__Given records__
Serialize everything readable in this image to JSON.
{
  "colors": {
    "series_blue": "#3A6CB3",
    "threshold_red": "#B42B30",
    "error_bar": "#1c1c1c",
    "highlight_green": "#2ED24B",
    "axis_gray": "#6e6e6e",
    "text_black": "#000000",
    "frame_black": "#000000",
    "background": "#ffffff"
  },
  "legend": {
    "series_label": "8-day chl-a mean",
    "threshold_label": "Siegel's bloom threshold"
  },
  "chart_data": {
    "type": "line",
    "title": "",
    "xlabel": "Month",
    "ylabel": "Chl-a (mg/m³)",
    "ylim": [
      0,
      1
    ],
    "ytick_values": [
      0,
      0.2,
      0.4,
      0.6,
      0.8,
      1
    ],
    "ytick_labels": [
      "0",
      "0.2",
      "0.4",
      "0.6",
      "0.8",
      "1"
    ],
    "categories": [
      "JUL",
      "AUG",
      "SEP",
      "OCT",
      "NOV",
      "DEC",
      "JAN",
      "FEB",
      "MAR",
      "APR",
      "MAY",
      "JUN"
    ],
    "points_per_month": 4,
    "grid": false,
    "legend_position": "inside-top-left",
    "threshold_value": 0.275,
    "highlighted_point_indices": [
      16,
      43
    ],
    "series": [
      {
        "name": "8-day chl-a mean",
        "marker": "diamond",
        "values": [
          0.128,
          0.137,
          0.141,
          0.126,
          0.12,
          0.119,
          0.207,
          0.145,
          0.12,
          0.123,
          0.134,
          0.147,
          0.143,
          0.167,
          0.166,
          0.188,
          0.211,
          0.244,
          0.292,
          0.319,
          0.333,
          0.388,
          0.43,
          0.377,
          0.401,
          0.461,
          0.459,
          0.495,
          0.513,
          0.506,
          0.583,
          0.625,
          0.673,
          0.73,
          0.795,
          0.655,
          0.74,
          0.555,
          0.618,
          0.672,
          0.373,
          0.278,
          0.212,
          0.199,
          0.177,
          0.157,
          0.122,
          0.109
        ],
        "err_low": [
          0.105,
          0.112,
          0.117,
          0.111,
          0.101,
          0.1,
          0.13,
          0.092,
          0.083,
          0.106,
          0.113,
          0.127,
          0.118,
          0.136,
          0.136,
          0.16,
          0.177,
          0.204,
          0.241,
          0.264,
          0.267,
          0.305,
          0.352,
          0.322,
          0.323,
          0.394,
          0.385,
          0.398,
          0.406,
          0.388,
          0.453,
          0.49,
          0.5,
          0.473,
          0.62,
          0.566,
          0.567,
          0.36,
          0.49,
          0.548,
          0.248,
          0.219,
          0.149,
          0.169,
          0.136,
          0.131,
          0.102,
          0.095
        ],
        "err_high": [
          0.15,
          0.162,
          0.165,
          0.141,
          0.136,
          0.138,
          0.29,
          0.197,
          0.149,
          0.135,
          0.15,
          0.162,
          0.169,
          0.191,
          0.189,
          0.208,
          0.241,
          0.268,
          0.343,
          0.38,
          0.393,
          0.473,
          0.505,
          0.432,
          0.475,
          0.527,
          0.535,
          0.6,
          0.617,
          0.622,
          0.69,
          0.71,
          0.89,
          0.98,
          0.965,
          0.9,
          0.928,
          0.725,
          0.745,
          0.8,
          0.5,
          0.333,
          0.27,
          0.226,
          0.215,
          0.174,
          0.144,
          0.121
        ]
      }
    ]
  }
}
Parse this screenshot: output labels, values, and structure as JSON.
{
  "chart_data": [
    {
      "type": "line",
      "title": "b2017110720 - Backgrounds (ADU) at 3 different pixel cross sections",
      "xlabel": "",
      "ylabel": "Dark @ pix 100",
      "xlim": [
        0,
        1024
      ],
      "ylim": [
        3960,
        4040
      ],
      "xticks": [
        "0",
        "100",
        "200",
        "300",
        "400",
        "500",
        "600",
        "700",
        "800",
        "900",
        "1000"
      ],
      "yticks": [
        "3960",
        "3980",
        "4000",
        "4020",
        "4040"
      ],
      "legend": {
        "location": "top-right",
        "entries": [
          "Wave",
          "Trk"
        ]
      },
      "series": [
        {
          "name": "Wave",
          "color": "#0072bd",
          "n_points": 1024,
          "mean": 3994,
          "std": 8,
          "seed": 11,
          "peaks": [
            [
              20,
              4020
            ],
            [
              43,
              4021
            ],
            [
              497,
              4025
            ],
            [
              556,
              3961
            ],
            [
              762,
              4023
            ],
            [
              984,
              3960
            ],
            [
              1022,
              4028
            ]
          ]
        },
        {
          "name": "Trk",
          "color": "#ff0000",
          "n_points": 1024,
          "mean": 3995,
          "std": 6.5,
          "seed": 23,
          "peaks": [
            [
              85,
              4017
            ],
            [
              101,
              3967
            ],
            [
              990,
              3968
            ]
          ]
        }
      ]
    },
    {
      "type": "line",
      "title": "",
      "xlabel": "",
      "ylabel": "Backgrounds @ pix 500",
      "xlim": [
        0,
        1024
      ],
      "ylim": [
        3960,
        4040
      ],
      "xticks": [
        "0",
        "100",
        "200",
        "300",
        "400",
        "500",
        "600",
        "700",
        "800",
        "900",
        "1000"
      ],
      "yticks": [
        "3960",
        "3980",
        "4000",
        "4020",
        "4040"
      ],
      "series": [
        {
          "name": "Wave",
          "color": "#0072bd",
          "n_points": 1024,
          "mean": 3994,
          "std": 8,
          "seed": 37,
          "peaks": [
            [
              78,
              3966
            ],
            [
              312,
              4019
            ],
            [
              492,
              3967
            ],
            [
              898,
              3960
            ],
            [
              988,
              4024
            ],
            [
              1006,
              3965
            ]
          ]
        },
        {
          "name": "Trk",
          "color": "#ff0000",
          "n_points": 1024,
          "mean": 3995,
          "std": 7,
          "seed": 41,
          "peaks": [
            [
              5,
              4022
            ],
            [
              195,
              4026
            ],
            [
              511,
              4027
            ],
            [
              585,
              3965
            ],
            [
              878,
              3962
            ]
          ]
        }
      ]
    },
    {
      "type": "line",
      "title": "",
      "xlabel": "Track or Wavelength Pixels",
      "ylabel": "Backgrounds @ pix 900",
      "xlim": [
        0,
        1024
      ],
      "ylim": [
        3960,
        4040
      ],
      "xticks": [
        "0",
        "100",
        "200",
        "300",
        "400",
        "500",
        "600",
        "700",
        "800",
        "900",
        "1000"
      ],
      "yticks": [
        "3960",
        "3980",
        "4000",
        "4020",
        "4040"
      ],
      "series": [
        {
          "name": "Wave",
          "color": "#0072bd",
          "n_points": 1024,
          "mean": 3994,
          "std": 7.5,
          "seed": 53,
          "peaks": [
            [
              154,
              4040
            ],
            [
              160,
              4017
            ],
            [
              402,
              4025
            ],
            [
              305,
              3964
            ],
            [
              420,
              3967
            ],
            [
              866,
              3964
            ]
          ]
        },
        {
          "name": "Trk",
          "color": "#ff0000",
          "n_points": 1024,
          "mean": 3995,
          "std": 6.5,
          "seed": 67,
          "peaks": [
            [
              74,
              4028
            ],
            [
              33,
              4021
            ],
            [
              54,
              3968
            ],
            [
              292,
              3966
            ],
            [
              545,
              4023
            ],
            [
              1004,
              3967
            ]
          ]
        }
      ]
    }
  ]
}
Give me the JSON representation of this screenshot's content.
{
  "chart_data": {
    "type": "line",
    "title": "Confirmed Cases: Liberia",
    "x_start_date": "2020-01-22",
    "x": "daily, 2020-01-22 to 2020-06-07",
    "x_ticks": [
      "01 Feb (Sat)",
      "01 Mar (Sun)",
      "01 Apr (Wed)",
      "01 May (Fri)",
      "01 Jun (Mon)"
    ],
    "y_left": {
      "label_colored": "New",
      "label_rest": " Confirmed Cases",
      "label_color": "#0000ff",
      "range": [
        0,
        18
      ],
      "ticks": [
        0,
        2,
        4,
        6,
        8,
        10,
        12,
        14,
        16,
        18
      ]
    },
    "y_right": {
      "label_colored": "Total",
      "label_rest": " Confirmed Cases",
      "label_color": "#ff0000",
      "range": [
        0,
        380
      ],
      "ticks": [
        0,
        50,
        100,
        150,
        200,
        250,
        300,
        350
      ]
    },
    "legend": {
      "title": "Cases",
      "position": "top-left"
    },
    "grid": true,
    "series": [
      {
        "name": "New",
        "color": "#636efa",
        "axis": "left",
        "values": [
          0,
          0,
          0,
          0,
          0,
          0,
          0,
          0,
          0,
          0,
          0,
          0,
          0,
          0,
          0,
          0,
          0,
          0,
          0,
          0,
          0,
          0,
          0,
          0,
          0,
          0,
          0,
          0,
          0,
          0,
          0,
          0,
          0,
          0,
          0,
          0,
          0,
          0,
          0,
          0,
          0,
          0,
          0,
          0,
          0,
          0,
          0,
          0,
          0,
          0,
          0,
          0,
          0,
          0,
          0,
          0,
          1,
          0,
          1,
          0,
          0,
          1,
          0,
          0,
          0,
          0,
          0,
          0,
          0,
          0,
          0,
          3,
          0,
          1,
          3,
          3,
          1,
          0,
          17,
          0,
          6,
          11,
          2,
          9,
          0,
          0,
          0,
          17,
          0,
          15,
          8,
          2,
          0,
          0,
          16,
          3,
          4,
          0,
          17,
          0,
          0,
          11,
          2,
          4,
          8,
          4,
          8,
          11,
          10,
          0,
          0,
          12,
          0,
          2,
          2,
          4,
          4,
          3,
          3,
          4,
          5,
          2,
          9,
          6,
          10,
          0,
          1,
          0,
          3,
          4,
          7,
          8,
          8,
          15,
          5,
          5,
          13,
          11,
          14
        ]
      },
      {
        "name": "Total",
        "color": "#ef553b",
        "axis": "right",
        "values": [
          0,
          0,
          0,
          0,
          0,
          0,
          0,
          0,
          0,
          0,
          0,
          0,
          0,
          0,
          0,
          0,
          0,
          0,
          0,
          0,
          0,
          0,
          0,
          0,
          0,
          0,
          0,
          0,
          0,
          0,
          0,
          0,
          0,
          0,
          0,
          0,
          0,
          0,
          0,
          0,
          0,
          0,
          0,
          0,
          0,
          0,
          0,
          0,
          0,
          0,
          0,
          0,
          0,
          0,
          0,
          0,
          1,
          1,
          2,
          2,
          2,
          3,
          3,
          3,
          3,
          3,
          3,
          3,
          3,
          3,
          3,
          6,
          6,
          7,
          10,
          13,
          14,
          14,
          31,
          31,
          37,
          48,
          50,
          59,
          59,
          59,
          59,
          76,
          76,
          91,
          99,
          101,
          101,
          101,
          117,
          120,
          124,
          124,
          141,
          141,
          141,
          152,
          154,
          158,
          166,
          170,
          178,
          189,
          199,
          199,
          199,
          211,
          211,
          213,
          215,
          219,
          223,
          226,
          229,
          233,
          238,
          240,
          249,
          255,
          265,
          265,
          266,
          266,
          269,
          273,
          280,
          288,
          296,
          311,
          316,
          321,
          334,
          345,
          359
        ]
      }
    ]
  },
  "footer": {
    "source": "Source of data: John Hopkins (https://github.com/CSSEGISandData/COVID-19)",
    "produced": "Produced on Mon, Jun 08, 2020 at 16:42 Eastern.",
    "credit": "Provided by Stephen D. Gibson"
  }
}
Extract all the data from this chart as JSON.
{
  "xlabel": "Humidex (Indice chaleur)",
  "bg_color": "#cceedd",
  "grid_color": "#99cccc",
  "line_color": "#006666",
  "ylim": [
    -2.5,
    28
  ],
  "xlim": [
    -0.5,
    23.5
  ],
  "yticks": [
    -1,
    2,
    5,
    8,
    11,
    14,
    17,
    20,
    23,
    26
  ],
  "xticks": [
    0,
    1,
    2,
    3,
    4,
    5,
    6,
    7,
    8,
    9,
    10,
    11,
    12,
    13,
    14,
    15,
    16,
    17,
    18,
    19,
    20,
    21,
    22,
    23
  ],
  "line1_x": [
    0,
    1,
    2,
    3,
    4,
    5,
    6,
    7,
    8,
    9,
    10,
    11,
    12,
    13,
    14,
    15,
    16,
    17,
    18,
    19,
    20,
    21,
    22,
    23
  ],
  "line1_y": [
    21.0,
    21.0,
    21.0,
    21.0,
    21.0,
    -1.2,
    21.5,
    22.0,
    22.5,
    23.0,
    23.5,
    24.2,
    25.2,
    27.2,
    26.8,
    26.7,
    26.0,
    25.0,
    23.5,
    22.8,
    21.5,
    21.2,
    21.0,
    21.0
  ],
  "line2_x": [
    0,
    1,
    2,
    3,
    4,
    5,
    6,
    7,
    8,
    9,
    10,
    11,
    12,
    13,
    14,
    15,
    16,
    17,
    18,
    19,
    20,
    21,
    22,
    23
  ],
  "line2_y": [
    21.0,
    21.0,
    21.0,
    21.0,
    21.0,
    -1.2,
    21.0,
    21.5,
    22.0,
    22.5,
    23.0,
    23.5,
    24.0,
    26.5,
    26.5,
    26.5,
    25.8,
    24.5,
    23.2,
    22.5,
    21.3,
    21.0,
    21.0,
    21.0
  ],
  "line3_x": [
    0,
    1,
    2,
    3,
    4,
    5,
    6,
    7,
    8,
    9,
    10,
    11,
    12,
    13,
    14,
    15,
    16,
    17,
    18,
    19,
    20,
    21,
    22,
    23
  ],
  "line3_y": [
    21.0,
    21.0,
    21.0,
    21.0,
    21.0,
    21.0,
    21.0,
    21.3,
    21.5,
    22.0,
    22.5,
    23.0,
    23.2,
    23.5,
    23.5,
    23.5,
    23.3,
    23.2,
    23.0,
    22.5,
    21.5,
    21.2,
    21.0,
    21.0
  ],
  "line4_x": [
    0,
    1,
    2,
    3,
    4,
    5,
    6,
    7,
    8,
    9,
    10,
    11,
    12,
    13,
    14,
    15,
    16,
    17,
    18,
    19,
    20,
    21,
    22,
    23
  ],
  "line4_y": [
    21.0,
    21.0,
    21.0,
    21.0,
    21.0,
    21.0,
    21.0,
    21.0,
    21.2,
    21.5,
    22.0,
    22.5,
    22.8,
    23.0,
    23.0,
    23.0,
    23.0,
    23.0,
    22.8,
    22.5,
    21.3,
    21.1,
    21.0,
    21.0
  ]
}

__What is asked__
Only the count is wanted: report how many lines of the material above hold the word "seed".

__Finished task__
6